What is expected = Word for word, give the material below again, minus any images.

Data to use =
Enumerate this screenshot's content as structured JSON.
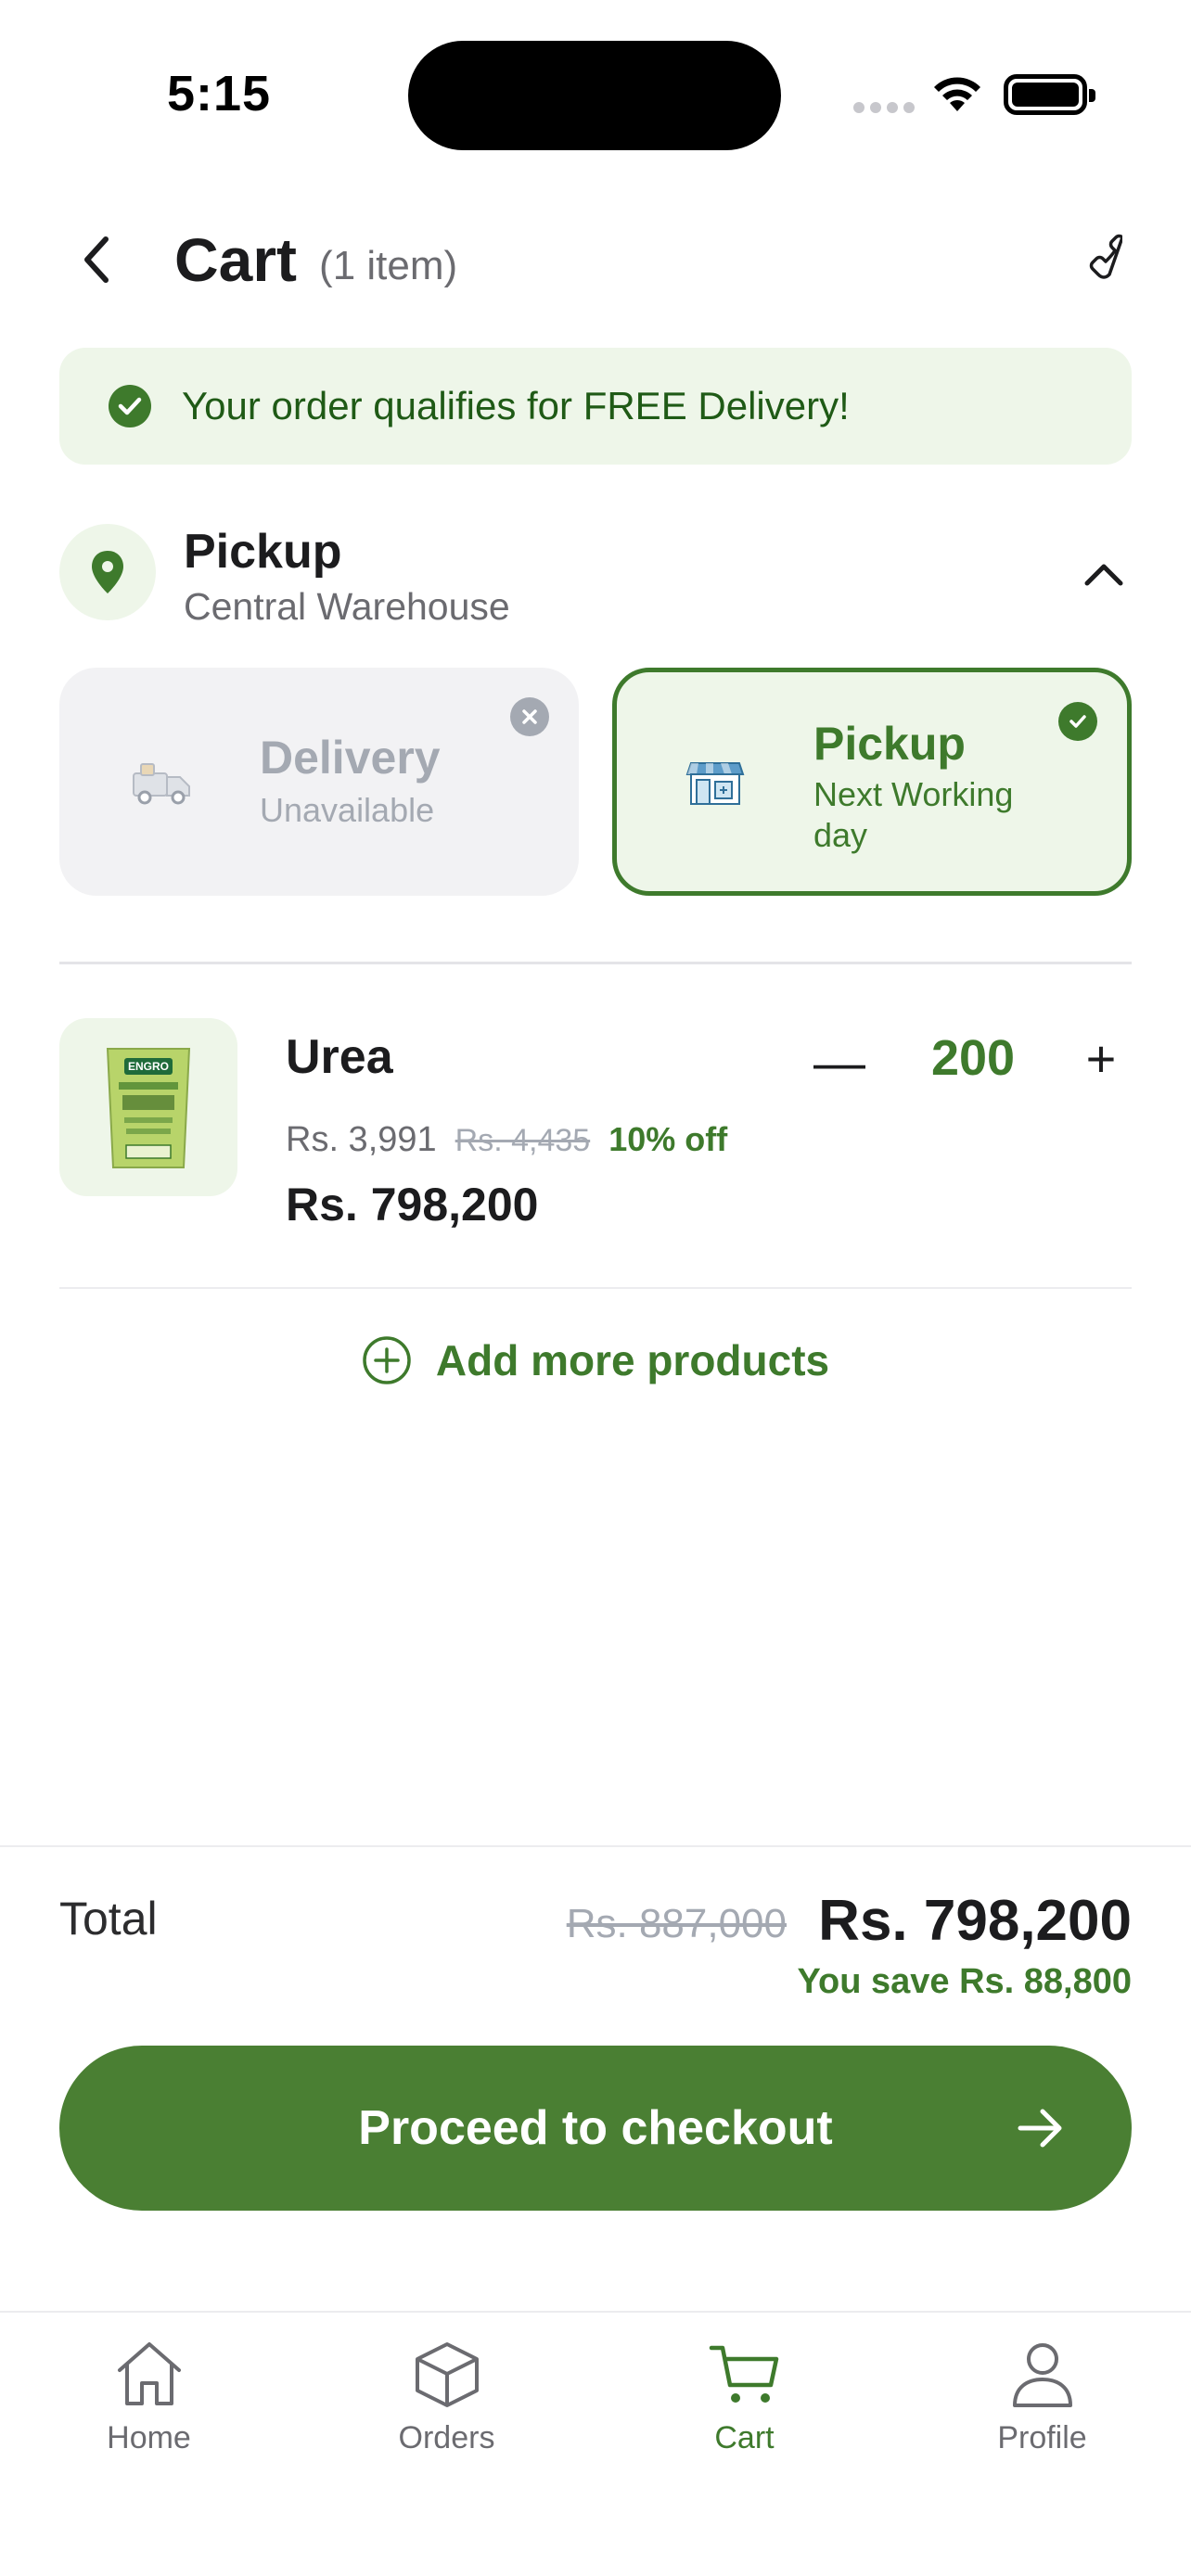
{
  "status_bar": {
    "time": "5:15"
  },
  "header": {
    "title": "Cart",
    "item_count": "(1 item)"
  },
  "banner": {
    "text": "Your order qualifies for FREE Delivery!"
  },
  "location": {
    "mode": "Pickup",
    "place": "Central Warehouse"
  },
  "options": {
    "delivery": {
      "title": "Delivery",
      "subtitle": "Unavailable",
      "state": "unavailable"
    },
    "pickup": {
      "title": "Pickup",
      "subtitle": "Next Working day",
      "state": "selected"
    }
  },
  "product": {
    "name": "Urea",
    "quantity": "200",
    "unit_price": "Rs. 3,991",
    "original_price": "Rs. 4,435",
    "discount": "10% off",
    "line_total": "Rs. 798,200",
    "minus_label": "—",
    "plus_label": "+"
  },
  "add_more": {
    "label": "Add more products"
  },
  "totals": {
    "label": "Total",
    "original": "Rs. 887,000",
    "total": "Rs. 798,200",
    "savings": "You save Rs. 88,800"
  },
  "checkout": {
    "label": "Proceed to checkout"
  },
  "tabbar": {
    "items": [
      {
        "label": "Home",
        "icon": "home-icon",
        "active": false
      },
      {
        "label": "Orders",
        "icon": "box-icon",
        "active": false
      },
      {
        "label": "Cart",
        "icon": "cart-icon",
        "active": true
      },
      {
        "label": "Profile",
        "icon": "profile-icon",
        "active": false
      }
    ]
  },
  "colors": {
    "brand_green": "#3e7a2c",
    "checkout_green": "#4a7f33",
    "banner_bg": "#eef6e9",
    "muted_gray": "#a4a9b2"
  }
}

Result of this task =
Enumerate this screenshot's content as structured JSON.
{
  "status_bar": {
    "time": "5:15"
  },
  "header": {
    "title": "Cart",
    "item_count": "(1 item)"
  },
  "banner": {
    "text": "Your order qualifies for FREE Delivery!"
  },
  "location": {
    "mode": "Pickup",
    "place": "Central Warehouse"
  },
  "options": {
    "delivery": {
      "title": "Delivery",
      "subtitle": "Unavailable",
      "state": "unavailable"
    },
    "pickup": {
      "title": "Pickup",
      "subtitle": "Next Working day",
      "state": "selected"
    }
  },
  "product": {
    "name": "Urea",
    "quantity": "200",
    "unit_price": "Rs. 3,991",
    "original_price": "Rs. 4,435",
    "discount": "10% off",
    "line_total": "Rs. 798,200",
    "minus_label": "—",
    "plus_label": "+"
  },
  "add_more": {
    "label": "Add more products"
  },
  "totals": {
    "label": "Total",
    "original": "Rs. 887,000",
    "total": "Rs. 798,200",
    "savings": "You save Rs. 88,800"
  },
  "checkout": {
    "label": "Proceed to checkout"
  },
  "tabbar": {
    "items": [
      {
        "label": "Home",
        "icon": "home-icon",
        "active": false
      },
      {
        "label": "Orders",
        "icon": "box-icon",
        "active": false
      },
      {
        "label": "Cart",
        "icon": "cart-icon",
        "active": true
      },
      {
        "label": "Profile",
        "icon": "profile-icon",
        "active": false
      }
    ]
  },
  "colors": {
    "brand_green": "#3e7a2c",
    "checkout_green": "#4a7f33",
    "banner_bg": "#eef6e9",
    "muted_gray": "#a4a9b2"
  }
}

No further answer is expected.